[Rows from a dataset]:
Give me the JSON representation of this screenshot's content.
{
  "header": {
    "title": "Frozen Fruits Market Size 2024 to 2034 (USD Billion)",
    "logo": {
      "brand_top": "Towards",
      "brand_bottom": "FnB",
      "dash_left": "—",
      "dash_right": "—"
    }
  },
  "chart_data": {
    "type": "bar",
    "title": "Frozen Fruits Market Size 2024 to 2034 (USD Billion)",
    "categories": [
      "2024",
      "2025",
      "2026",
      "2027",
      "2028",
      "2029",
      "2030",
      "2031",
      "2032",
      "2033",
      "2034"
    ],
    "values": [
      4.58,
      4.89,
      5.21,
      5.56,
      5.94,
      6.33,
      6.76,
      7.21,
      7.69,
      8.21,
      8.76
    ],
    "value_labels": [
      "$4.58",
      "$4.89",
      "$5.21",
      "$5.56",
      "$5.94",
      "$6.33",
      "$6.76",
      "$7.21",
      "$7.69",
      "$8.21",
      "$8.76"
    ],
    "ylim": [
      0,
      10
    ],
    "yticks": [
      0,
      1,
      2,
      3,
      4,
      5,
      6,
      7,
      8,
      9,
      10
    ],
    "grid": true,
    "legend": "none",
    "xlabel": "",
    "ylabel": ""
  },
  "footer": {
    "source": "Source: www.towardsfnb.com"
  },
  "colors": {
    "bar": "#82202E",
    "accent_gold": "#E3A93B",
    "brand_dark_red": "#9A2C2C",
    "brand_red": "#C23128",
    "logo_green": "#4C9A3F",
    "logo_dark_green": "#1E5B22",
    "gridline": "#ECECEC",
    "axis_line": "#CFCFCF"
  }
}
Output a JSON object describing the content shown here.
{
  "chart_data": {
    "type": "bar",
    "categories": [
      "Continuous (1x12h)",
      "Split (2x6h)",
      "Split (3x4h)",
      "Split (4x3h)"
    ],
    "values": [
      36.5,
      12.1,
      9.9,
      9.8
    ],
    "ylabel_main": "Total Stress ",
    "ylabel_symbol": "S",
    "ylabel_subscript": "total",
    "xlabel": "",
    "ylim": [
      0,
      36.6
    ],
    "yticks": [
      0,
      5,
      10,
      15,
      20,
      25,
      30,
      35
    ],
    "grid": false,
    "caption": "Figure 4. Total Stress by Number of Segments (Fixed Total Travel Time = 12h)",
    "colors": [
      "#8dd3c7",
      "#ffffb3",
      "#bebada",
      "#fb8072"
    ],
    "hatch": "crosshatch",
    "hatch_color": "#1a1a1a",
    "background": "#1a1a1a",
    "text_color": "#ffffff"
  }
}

[Exercise instructions]:
Your output consists solely of the lines from the one with "Output a JSON" through the last line, copied exactly.

[The answer]:
Output a JSON object describing the content shown here.
{
  "chart_data": {
    "type": "bar",
    "categories": [
      "Continuous (1x12h)",
      "Split (2x6h)",
      "Split (3x4h)",
      "Split (4x3h)"
    ],
    "values": [
      36.5,
      12.1,
      9.9,
      9.8
    ],
    "ylabel_main": "Total Stress ",
    "ylabel_symbol": "S",
    "ylabel_subscript": "total",
    "xlabel": "",
    "ylim": [
      0,
      36.6
    ],
    "yticks": [
      0,
      5,
      10,
      15,
      20,
      25,
      30,
      35
    ],
    "grid": false,
    "caption": "Figure 4. Total Stress by Number of Segments (Fixed Total Travel Time = 12h)",
    "colors": [
      "#8dd3c7",
      "#ffffb3",
      "#bebada",
      "#fb8072"
    ],
    "hatch": "crosshatch",
    "hatch_color": "#1a1a1a",
    "background": "#1a1a1a",
    "text_color": "#ffffff"
  }
}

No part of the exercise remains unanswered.